Stored items
* * * * *
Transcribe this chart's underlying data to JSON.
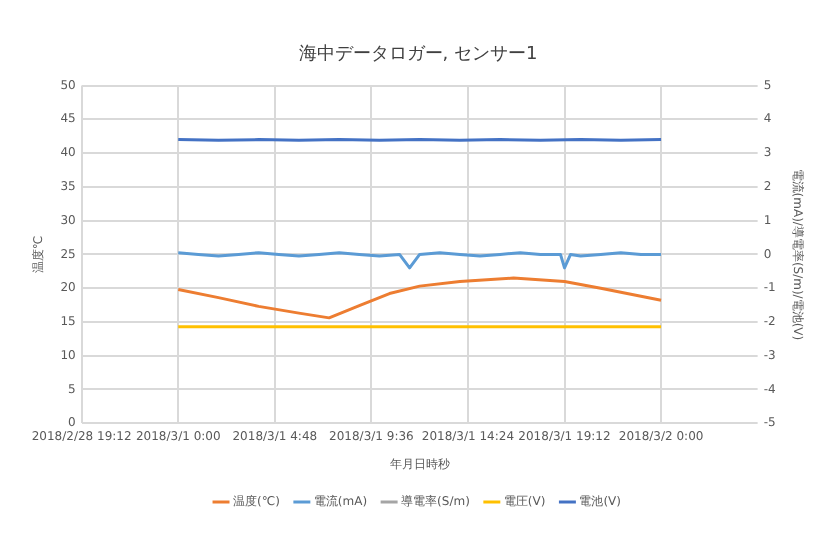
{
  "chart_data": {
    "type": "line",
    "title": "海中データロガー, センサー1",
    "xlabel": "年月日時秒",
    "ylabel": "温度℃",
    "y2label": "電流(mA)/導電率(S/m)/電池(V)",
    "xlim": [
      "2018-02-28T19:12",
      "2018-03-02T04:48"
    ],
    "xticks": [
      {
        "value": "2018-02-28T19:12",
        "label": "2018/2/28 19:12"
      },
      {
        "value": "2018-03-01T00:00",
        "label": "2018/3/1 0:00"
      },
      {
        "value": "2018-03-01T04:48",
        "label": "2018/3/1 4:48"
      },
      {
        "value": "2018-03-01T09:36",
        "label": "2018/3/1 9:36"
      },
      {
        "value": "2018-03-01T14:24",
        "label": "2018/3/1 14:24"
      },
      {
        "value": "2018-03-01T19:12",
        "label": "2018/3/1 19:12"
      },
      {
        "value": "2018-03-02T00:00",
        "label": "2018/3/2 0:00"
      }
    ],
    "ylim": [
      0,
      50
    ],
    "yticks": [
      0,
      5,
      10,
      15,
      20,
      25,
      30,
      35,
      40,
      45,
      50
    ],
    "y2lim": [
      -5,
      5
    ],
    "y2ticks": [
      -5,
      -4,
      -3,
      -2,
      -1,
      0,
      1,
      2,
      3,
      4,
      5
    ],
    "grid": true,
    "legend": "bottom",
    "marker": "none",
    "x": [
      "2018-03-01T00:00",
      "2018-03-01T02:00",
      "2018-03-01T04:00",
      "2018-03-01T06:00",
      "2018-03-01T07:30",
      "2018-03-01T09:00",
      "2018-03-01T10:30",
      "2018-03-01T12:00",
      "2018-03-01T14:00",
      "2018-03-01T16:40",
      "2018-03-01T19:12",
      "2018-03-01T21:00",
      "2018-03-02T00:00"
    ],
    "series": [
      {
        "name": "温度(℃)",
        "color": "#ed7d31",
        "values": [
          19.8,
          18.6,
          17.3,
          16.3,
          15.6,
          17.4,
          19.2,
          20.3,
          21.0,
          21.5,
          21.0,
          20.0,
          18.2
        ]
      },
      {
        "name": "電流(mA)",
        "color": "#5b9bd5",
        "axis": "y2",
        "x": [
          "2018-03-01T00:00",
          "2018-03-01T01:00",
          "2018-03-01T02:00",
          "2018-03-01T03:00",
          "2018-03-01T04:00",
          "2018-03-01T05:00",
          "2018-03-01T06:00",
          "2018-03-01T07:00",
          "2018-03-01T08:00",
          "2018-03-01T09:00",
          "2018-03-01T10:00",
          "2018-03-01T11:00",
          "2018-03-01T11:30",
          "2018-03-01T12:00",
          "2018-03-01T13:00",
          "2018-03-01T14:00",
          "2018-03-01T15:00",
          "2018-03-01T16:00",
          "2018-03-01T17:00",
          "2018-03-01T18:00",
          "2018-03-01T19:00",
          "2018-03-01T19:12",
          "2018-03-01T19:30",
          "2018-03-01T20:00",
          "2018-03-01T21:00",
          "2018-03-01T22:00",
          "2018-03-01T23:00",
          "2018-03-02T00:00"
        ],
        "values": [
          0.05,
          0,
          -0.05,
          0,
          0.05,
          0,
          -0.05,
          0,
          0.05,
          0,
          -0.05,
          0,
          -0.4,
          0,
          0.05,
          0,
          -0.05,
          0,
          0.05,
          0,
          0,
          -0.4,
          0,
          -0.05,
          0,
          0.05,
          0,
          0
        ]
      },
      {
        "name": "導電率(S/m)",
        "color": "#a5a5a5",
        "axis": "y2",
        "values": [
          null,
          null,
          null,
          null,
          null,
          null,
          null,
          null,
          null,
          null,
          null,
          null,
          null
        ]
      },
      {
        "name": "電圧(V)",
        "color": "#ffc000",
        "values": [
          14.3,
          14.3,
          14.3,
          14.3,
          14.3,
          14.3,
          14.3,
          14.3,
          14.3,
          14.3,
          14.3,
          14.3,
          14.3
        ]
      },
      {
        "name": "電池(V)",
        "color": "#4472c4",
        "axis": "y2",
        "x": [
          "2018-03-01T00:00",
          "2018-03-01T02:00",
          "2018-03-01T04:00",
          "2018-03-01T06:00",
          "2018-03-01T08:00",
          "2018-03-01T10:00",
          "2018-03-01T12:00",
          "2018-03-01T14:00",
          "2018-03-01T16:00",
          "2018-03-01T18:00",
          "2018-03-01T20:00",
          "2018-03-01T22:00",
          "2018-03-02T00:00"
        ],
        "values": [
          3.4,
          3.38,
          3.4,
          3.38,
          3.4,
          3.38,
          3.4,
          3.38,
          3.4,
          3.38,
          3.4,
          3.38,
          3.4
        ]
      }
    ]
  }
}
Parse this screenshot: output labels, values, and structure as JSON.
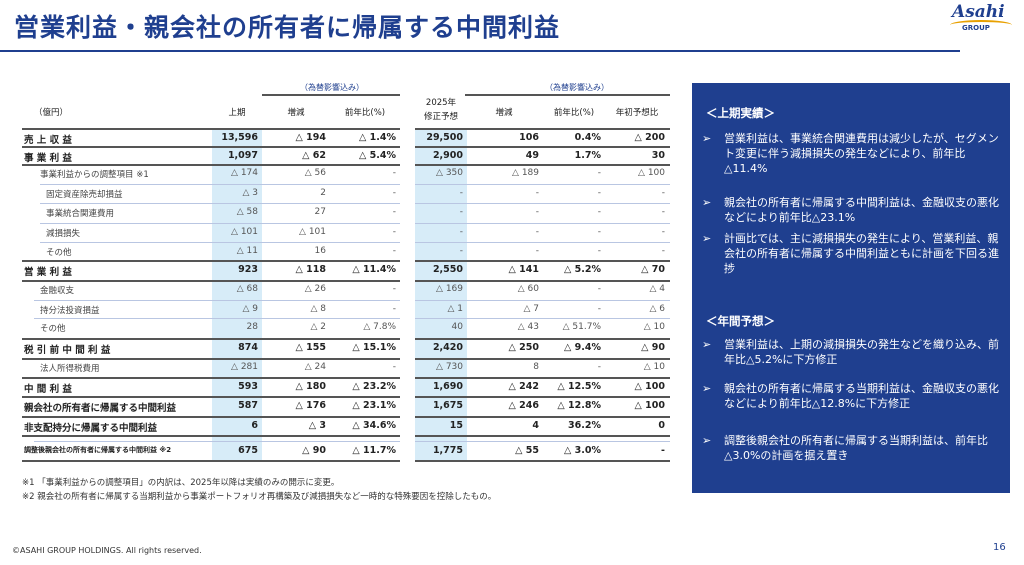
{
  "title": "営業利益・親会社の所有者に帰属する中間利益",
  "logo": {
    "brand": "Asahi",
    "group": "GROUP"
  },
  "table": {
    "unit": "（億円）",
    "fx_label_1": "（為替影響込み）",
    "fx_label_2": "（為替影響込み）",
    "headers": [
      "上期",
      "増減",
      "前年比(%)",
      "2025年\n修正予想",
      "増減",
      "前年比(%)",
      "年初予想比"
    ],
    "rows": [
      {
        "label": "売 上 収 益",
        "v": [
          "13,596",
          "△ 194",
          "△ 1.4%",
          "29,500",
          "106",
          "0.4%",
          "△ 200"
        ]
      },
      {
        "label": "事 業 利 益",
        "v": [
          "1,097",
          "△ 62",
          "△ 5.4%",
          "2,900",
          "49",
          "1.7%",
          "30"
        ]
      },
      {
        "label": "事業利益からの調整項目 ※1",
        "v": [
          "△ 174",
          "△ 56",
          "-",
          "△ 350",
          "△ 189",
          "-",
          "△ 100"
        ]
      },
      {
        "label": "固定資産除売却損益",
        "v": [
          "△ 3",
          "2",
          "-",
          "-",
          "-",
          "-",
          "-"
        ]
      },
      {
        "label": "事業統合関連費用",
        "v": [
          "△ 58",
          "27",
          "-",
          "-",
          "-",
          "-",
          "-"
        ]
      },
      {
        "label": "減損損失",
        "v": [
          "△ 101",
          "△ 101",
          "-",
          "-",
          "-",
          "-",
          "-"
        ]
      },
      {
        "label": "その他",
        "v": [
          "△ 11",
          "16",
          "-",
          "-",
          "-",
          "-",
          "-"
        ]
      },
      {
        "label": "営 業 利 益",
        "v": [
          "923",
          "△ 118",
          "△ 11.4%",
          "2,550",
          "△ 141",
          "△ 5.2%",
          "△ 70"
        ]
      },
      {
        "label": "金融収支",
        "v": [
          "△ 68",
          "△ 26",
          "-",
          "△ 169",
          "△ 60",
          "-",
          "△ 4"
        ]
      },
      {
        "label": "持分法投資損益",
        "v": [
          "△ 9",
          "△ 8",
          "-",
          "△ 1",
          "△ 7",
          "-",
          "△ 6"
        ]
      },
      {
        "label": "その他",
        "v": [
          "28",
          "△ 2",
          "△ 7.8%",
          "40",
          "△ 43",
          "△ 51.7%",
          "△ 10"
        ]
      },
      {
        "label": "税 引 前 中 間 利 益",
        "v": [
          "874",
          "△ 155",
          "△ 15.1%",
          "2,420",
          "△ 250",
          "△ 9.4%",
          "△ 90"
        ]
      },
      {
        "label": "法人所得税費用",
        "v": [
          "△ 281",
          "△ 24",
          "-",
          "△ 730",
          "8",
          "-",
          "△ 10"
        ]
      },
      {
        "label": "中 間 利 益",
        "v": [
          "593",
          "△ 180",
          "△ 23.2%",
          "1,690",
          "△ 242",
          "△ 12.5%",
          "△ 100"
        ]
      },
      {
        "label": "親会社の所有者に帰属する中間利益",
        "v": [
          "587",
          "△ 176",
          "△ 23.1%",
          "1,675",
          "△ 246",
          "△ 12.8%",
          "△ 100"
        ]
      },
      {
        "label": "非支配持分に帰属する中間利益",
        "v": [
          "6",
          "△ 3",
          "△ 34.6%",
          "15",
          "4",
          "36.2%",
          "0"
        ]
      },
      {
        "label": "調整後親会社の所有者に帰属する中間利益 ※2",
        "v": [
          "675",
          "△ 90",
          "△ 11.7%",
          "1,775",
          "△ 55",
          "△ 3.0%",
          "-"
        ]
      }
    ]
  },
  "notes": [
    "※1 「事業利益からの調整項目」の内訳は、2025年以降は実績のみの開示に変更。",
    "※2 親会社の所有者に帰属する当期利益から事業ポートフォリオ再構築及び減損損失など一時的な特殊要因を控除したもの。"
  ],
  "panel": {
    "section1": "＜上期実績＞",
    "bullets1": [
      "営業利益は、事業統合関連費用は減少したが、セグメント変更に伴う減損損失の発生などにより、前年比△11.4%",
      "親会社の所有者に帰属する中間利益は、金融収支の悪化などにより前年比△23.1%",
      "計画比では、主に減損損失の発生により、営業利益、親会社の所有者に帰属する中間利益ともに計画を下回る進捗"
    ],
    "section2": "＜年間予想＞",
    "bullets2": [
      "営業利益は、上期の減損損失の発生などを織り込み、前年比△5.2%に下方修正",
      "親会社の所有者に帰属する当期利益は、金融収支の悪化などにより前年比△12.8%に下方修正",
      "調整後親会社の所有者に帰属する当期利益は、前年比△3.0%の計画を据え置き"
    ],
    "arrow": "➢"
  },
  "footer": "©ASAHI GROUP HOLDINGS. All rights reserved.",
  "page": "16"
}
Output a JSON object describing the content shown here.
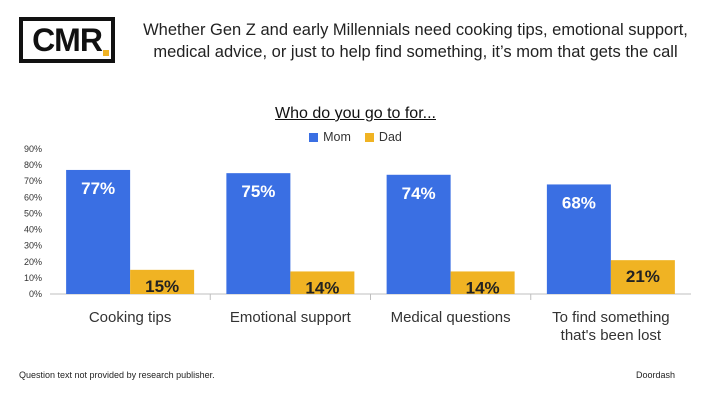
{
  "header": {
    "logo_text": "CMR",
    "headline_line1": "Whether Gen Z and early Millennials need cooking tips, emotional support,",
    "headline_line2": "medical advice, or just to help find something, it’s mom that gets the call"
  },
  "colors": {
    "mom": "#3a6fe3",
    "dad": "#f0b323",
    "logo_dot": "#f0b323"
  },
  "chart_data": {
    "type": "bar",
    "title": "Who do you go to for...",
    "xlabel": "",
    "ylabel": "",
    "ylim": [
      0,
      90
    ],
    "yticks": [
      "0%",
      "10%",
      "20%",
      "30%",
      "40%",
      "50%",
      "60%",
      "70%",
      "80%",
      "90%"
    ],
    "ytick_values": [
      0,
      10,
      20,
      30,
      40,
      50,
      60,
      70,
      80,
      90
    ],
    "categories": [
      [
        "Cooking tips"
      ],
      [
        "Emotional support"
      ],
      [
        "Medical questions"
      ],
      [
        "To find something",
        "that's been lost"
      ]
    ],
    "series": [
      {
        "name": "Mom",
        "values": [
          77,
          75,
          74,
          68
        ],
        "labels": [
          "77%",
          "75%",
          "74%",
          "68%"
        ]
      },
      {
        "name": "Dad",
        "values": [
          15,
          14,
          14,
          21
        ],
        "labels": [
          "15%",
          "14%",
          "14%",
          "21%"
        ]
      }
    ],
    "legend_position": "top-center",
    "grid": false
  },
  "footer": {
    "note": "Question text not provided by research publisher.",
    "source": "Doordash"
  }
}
* * * * *
TASK STATEMENT. Go to the line containing "Output a JSON" and set it down, along with every later line through the last one, exactly as written and without the pictures.

SOLUTION TO THIS TASK.
Output a JSON object describing the content shown here.
{
  "header": {
    "logo_text": "CMR",
    "headline_line1": "Whether Gen Z and early Millennials need cooking tips, emotional support,",
    "headline_line2": "medical advice, or just to help find something, it’s mom that gets the call"
  },
  "colors": {
    "mom": "#3a6fe3",
    "dad": "#f0b323",
    "logo_dot": "#f0b323"
  },
  "chart_data": {
    "type": "bar",
    "title": "Who do you go to for...",
    "xlabel": "",
    "ylabel": "",
    "ylim": [
      0,
      90
    ],
    "yticks": [
      "0%",
      "10%",
      "20%",
      "30%",
      "40%",
      "50%",
      "60%",
      "70%",
      "80%",
      "90%"
    ],
    "ytick_values": [
      0,
      10,
      20,
      30,
      40,
      50,
      60,
      70,
      80,
      90
    ],
    "categories": [
      [
        "Cooking tips"
      ],
      [
        "Emotional support"
      ],
      [
        "Medical questions"
      ],
      [
        "To find something",
        "that's been lost"
      ]
    ],
    "series": [
      {
        "name": "Mom",
        "values": [
          77,
          75,
          74,
          68
        ],
        "labels": [
          "77%",
          "75%",
          "74%",
          "68%"
        ]
      },
      {
        "name": "Dad",
        "values": [
          15,
          14,
          14,
          21
        ],
        "labels": [
          "15%",
          "14%",
          "14%",
          "21%"
        ]
      }
    ],
    "legend_position": "top-center",
    "grid": false
  },
  "footer": {
    "note": "Question text not provided by research publisher.",
    "source": "Doordash"
  }
}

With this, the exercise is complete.